→ Task: Retype the records that come next, word for word.

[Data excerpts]
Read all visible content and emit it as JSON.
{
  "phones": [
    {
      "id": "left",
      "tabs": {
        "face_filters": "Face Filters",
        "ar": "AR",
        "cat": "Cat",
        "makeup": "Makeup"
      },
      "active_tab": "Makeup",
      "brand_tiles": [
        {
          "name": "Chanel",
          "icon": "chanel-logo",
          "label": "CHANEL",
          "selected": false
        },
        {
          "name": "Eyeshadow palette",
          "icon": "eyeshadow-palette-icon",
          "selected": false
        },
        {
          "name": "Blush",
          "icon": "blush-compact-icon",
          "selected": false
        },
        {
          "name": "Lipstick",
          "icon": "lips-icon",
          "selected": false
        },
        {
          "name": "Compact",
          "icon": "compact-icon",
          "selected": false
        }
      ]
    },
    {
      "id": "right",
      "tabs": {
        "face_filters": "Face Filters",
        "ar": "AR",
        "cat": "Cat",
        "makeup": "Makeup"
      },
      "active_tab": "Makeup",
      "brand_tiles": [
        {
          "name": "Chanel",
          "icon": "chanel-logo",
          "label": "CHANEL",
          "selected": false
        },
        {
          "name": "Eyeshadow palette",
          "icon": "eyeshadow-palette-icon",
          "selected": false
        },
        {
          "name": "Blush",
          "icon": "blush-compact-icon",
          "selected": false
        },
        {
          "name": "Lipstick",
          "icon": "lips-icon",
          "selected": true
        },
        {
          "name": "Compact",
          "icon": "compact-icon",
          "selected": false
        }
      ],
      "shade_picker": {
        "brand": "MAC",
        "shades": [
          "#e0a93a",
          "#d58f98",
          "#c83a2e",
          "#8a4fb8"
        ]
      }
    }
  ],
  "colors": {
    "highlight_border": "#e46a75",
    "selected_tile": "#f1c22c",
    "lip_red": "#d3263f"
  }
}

→ The reply:
Read all visible content and emit it as JSON.
{
  "phones": [
    {
      "id": "left",
      "tabs": {
        "face_filters": "Face Filters",
        "ar": "AR",
        "cat": "Cat",
        "makeup": "Makeup"
      },
      "active_tab": "Makeup",
      "brand_tiles": [
        {
          "name": "Chanel",
          "icon": "chanel-logo",
          "label": "CHANEL",
          "selected": false
        },
        {
          "name": "Eyeshadow palette",
          "icon": "eyeshadow-palette-icon",
          "selected": false
        },
        {
          "name": "Blush",
          "icon": "blush-compact-icon",
          "selected": false
        },
        {
          "name": "Lipstick",
          "icon": "lips-icon",
          "selected": false
        },
        {
          "name": "Compact",
          "icon": "compact-icon",
          "selected": false
        }
      ]
    },
    {
      "id": "right",
      "tabs": {
        "face_filters": "Face Filters",
        "ar": "AR",
        "cat": "Cat",
        "makeup": "Makeup"
      },
      "active_tab": "Makeup",
      "brand_tiles": [
        {
          "name": "Chanel",
          "icon": "chanel-logo",
          "label": "CHANEL",
          "selected": false
        },
        {
          "name": "Eyeshadow palette",
          "icon": "eyeshadow-palette-icon",
          "selected": false
        },
        {
          "name": "Blush",
          "icon": "blush-compact-icon",
          "selected": false
        },
        {
          "name": "Lipstick",
          "icon": "lips-icon",
          "selected": true
        },
        {
          "name": "Compact",
          "icon": "compact-icon",
          "selected": false
        }
      ],
      "shade_picker": {
        "brand": "MAC",
        "shades": [
          "#e0a93a",
          "#d58f98",
          "#c83a2e",
          "#8a4fb8"
        ]
      }
    }
  ],
  "colors": {
    "highlight_border": "#e46a75",
    "selected_tile": "#f1c22c",
    "lip_red": "#d3263f"
  }
}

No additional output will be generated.